THE REQUEST - Transcribe all of the material below word for word and leave out its pictures.
==========
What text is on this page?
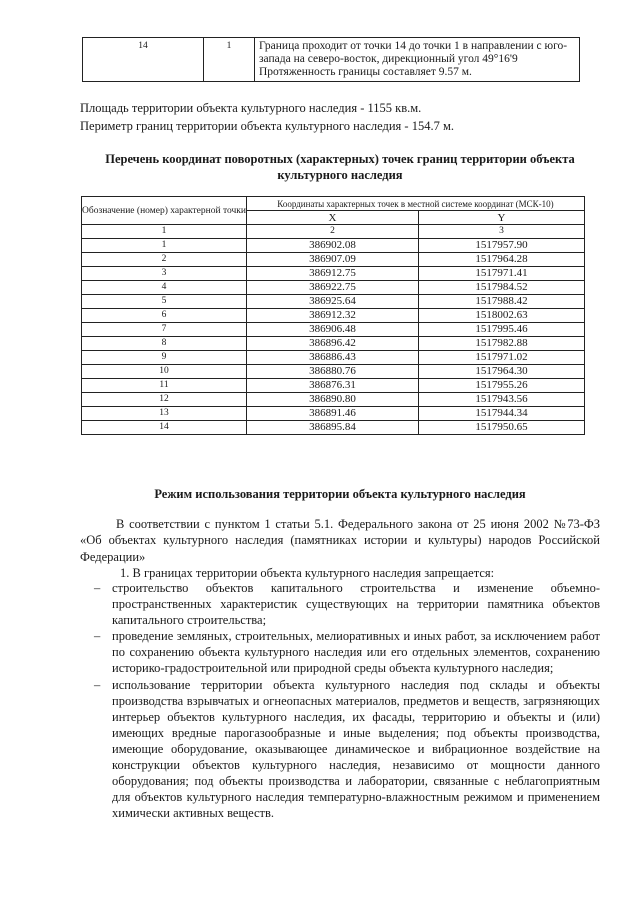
14	1	Граница проходит от точки 14 до точки 1 в направлении с юго-запада на северо-восток, дирекционный угол 49°16'9 Протяженность границы составляет 9.57 м.
Площадь территории объекта культурного наследия - 1155 кв.м.
Периметр границ территории объекта культурного наследия - 154.7 м.
Перечень координат поворотных (характерных) точек границ территории объекта культурного наследия
Обозначение (номер) характерной точки	Координаты характерных точек в местной системе координат (МСК-10)	
	X	Y
1	2	3
1	386902.08	1517957.90
2	386907.09	1517964.28
3	386912.75	1517971.41
4	386922.75	1517984.52
5	386925.64	1517988.42
6	386912.32	1518002.63
7	386906.48	1517995.46
8	386896.42	1517982.88
9	386886.43	1517971.02
10	386880.76	1517964.30
11	386876.31	1517955.26
12	386890.80	1517943.56
13	386891.46	1517944.34
14	386895.84	1517950.65
Режим использования территории объекта культурного наследия
В соответствии с пунктом 1 статьи 5.1. Федерального закона от 25 июня 2002 №73-ФЗ «Об объектах культурного наследия (памятниках истории и культуры) народов Российской Федерации»
1. В границах территории объекта культурного наследия запрещается:
– строительство объектов капитального строительства и изменение объемно-пространственных характеристик существующих на территории памятника объектов капитального строительства;
– проведение земляных, строительных, мелиоративных и иных работ, за исключением работ по сохранению объекта культурного наследия или его отдельных элементов, сохранению историко-градостроительной или природной среды объекта культурного наследия;
– использование территории объекта культурного наследия под склады и объекты производства взрывчатых и огнеопасных материалов, предметов и веществ, загрязняющих интерьер объектов культурного наследия, их фасады, территорию и объекты и (или) имеющих вредные парогазообразные и иные выделения; под объекты производства, имеющие оборудование, оказывающее динамическое и вибрационное воздействие на конструкции объектов культурного наследия, независимо от мощности данного оборудования; под объекты производства и лаборатории, связанные с неблагоприятным для объектов культурного наследия температурно-влажностным режимом и применением химически активных веществ.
==========
WRITTEN ANSWER -
What text is on this page?
14	1	Граница проходит от точки 14 до точки 1 в направлении с юго-запада на северо-восток, дирекционный угол 49°16'9 Протяженность границы составляет 9.57 м.
Площадь территории объекта культурного наследия - 1155 кв.м.
Периметр границ территории объекта культурного наследия - 154.7 м.
Перечень координат поворотных (характерных) точек границ территории объекта культурного наследия
Обозначение (номер) характерной точки	Координаты характерных точек в местной системе координат (МСК-10)	
	X	Y
1	2	3
1	386902.08	1517957.90
2	386907.09	1517964.28
3	386912.75	1517971.41
4	386922.75	1517984.52
5	386925.64	1517988.42
6	386912.32	1518002.63
7	386906.48	1517995.46
8	386896.42	1517982.88
9	386886.43	1517971.02
10	386880.76	1517964.30
11	386876.31	1517955.26
12	386890.80	1517943.56
13	386891.46	1517944.34
14	386895.84	1517950.65
Режим использования территории объекта культурного наследия
В соответствии с пунктом 1 статьи 5.1. Федерального закона от 25 июня 2002 №73-ФЗ «Об объектах культурного наследия (памятниках истории и культуры) народов Российской Федерации»
1. В границах территории объекта культурного наследия запрещается:
– строительство объектов капитального строительства и изменение объемно-пространственных характеристик существующих на территории памятника объектов капитального строительства;
– проведение земляных, строительных, мелиоративных и иных работ, за исключением работ по сохранению объекта культурного наследия или его отдельных элементов, сохранению историко-градостроительной или природной среды объекта культурного наследия;
– использование территории объекта культурного наследия под склады и объекты производства взрывчатых и огнеопасных материалов, предметов и веществ, загрязняющих интерьер объектов культурного наследия, их фасады, территорию и объекты и (или) имеющих вредные парогазообразные и иные выделения; под объекты производства, имеющие оборудование, оказывающее динамическое и вибрационное воздействие на конструкции объектов культурного наследия, независимо от мощности данного оборудования; под объекты производства и лаборатории, связанные с неблагоприятным для объектов культурного наследия температурно-влажностным режимом и применением химически активных веществ.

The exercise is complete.